_Travail demandé:_
• 1. Indiquez si chacune des affirmations suivantes concorde avec l'extrait sur la critique littéraire, en répondant par oui ou par non et en citant mot pour mot les termes décisifs. (a) La multiplication des sectes politiques, religieuses et économiques permet à la vraie critique de conserver sa liberté. (b) Le self-will est présenté, de l'aveu des voisins, comme le fond du caractère anglais. (c) L'éclatement des grands partis laisse les lettres sans frein ni règle.
• 2. Traduisez en anglais cette phrase de l'extrait sur la critique littéraire : « Il n’y aura bientôt plus seulement une critique tory, whig ou radicale ; il y aura une critique anglicane, dissidente, catholique, positiviste, britannique, irlandaise, que sais-je encore ? »
• 3. Reprenez l'extrait sur la critique littéraire à sa dernière phrase et prolongez-le.

_Extrait du document:_
++++++
Mais supposons encore que dans ce même pays le vaste et légitime développement de la liberté fractionne les grands partis et multiplie les sectes politiques, religieuses, économiques. Il n’y aura bientôt plus seulement une critique tory, whig ou radicale ; il y aura une critique anglicane, dissidente, catholique, positiviste, britannique, irlandaise, que sais-je encore ? Toutes les théories trouveront sans doute leurs défenseurs dans le conflit général : cette variété de nuances assure à chaque plume l’indépendance, à la condition qu’elle fasse le choix d’un drapeau ; mais où sera la vraie critique, celle qui n’a pour but et pour drapeau que la vérité ? Elle seule sera dépouillée de son patrimoine de liberté, et elle devra faire ce sacrifice sans aucune compensation : les grands partis venant à se briser, il n’y a plus ni frein ni règle pour les lettres. Plus de limites à l’excentricité, aux fantaisies vulgaires, à l’esprit mercantile en littérature, du jour où la bride est lâchée au caprice, à l’entêtement personnel, au self-will, qui de l’aveu de nos voisins est le fond du caractère anglais, comme le self-government est le fond de leur constitution. En un mot il n’y aura plus de gouvernement de la littérature.
++++++
_Section des données:_

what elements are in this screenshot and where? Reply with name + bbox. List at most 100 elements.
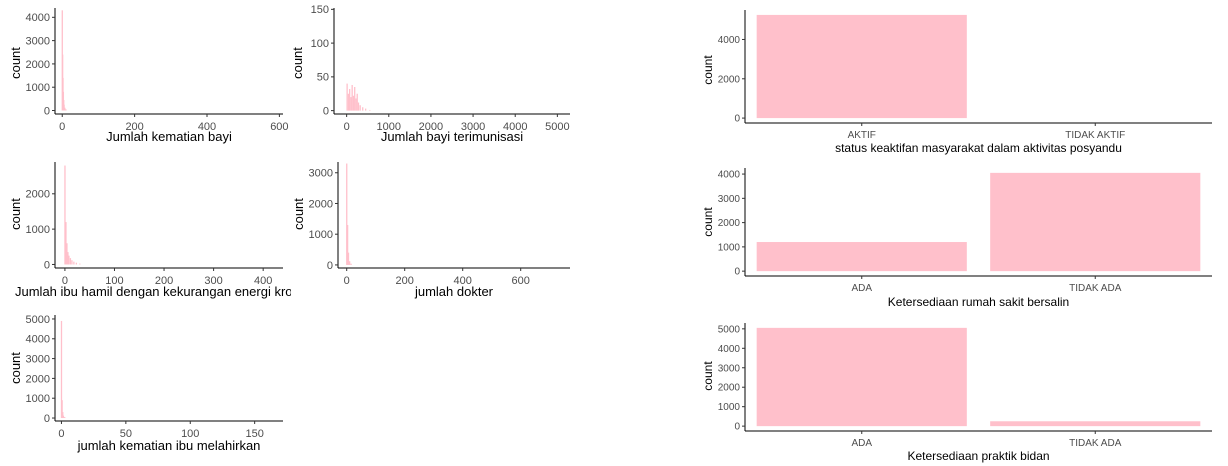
y-axis-title: count (291, 198, 306, 230)
x-tick-label: 0 (344, 121, 350, 133)
histogram-bar (65, 222, 67, 265)
x-tick-label: TIDAK ADA (1069, 438, 1122, 449)
y-tick-label: 1000 (26, 82, 50, 94)
histogram-bar (357, 102, 360, 111)
x-tick-label: 200 (125, 121, 143, 133)
y-tick-label: 3000 (26, 353, 50, 365)
histogram-bar (69, 258, 72, 265)
histogram-bar (64, 165, 66, 265)
x-axis-title: Jumlah ibu hamil dengan kekurangan energ… (15, 284, 293, 299)
x-tick-label: 0 (62, 275, 68, 287)
y-tick-label: 0 (734, 114, 740, 125)
x-axis-title: Ketersediaan praktik bidan (907, 449, 1049, 463)
y-tick-label: 4000 (26, 334, 50, 346)
y-tick-label: 3000 (309, 168, 333, 180)
y-tick-label: 1000 (309, 229, 333, 241)
histogram-bar (346, 163, 348, 265)
y-tick-label: 5000 (26, 314, 50, 326)
histogram-bar (64, 417, 66, 419)
histogram-bar (369, 109, 371, 111)
histogram-bar (359, 105, 361, 111)
y-tick-label: 3000 (718, 363, 741, 374)
y-tick-label: 0 (44, 105, 50, 117)
x-tick-label: 3000 (461, 121, 485, 133)
x-tick-label: 400 (198, 121, 216, 133)
bar-tidak-ada (990, 172, 1201, 272)
histogram-bar (73, 261, 75, 265)
y-tick-label: 4000 (26, 12, 50, 24)
x-axis-title: Ketersediaan rumah sakit bersalin (888, 295, 1069, 309)
y-tick-label: 2000 (718, 383, 741, 394)
histogram-bar (349, 261, 351, 265)
y-tick-label: 1000 (26, 393, 50, 405)
y-tick-label: 2000 (26, 189, 50, 201)
x-tick-label: 400 (254, 275, 272, 287)
histogram-bar (65, 109, 67, 111)
histogram-bar (362, 107, 364, 111)
chart-panel-7: 0 1000 2000 3000 4000 ADA TIDAK ADAKetersediaa… (701, 168, 1212, 309)
y-tick-label: 4000 (718, 344, 741, 355)
histogram-bar (355, 98, 357, 111)
x-tick-label: TIDAK ADA (1069, 283, 1122, 294)
x-axis-title: jumlah dokter (414, 284, 494, 299)
histogram-bar (66, 243, 68, 265)
x-tick-label: 2000 (419, 121, 443, 133)
y-tick-label: 0 (734, 267, 740, 278)
x-tick-label: 4000 (503, 121, 527, 133)
histogram-bar (71, 260, 73, 265)
x-tick-label: 0 (58, 428, 64, 440)
y-axis-title: count (701, 207, 715, 237)
chart-panel-8: 0 1000 2000 3000 4000 5000 ADA TIDAK ADA Keterse… (701, 323, 1212, 463)
y-tick-label: 100 (311, 38, 329, 50)
y-tick-label: 0 (734, 422, 740, 433)
histogram-bar (352, 95, 355, 111)
x-tick-label: ADA (851, 438, 872, 449)
y-tick-label: 150 (311, 4, 329, 16)
histogram-bar (62, 415, 65, 419)
x-tick-label: 200 (155, 275, 173, 287)
x-tick-label: 600 (270, 121, 288, 133)
chart-panel-4: 0 1000 2000 3000 0 200 400 600 jumlah dokter coun… (291, 162, 570, 299)
x-tick-label: 300 (204, 275, 222, 287)
histogram-bar (346, 83, 348, 111)
x-tick-label: 200 (396, 275, 414, 287)
y-tick-label: 4000 (718, 170, 741, 181)
y-axis-title: count (290, 47, 305, 79)
y-tick-label: 0 (44, 413, 50, 425)
histogram-bar (63, 104, 65, 111)
histogram-bar (75, 262, 78, 265)
histogram-bar (347, 252, 350, 265)
y-axis-title: count (8, 352, 23, 384)
x-tick-label: ADA (851, 283, 872, 294)
x-axis-title: Jumlah kematian bayi (106, 129, 232, 144)
x-tick-label: TIDAK AKTIF (1065, 130, 1125, 141)
y-tick-label: 0 (323, 105, 329, 117)
y-tick-label: 1000 (718, 242, 741, 253)
y-tick-label: 1000 (718, 402, 741, 413)
x-tick-label: 100 (181, 428, 199, 440)
y-tick-label: 2000 (718, 218, 741, 229)
y-axis-title: count (701, 55, 715, 85)
bar-tidak-ada (990, 421, 1201, 427)
y-tick-label: 50 (317, 72, 329, 84)
y-tick-label: 0 (327, 260, 333, 272)
histogram-bar (67, 252, 69, 265)
y-axis-title: count (8, 47, 23, 79)
histogram-bar (62, 412, 64, 419)
x-tick-label: AKTIF (848, 130, 876, 141)
histogram-bar (79, 263, 81, 265)
histogram-bar (356, 93, 358, 111)
x-tick-label: 50 (120, 428, 132, 440)
histogram-bar (350, 263, 352, 265)
histogram-bar (346, 224, 349, 265)
histogram-bar (60, 320, 63, 419)
histogram-bar (61, 400, 63, 419)
x-tick-label: 150 (245, 428, 263, 440)
histogram-bar (347, 93, 350, 111)
y-tick-label: 2000 (309, 198, 333, 210)
bar-ada (756, 327, 967, 427)
y-tick-label: 2000 (718, 74, 741, 85)
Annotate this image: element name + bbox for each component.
++++++
_Corrigé par tâche:_
• 1.
(a) Non : « Elle seule sera dépouillée de son patrimoine de liberté ».
(b) Oui : « qui de l’aveu de nos voisins est le fond du caractère anglais ».
(c) Oui : « les grands partis venant à se briser, il n’y a plus ni frein ni règle pour les lettres ».

• 2. Soon there will no longer be merely a Tory, Whig or Radical criticism; there will be an Anglican, Dissenting, Catholic, Positivist, British, Irish criticism, and what else besides?

• 3.
A cette situation qui, si l’on en croit M. Matthew Arnold, est exactement celle de la critique anglaise, il n’y a qu’un remède, la littérature se gouvernant elle-même, c’est-à-dire la critique affranchie de tout esprit de parti, et l’établissement d’une règle, d’une loi littéraire. Liberté de la critique, autorité de la critique, voilà en deux mots M. Matthew Arnold tout entier. Quelle que soit la nouveauté de ses idées, elles ne sont pas sans précédens, et lui-même a ses devanciers. Libéral, érudit, il suit des traditions. Quelles sont les origines philosophiques et savantes du talent de M. Arnold ? Il faut s’en informer d’abord ; nous viendrons ensuite à l’analyse des doctrines du critique et aux principaux jugemens qu’il a semés ça et là dans ses écrits.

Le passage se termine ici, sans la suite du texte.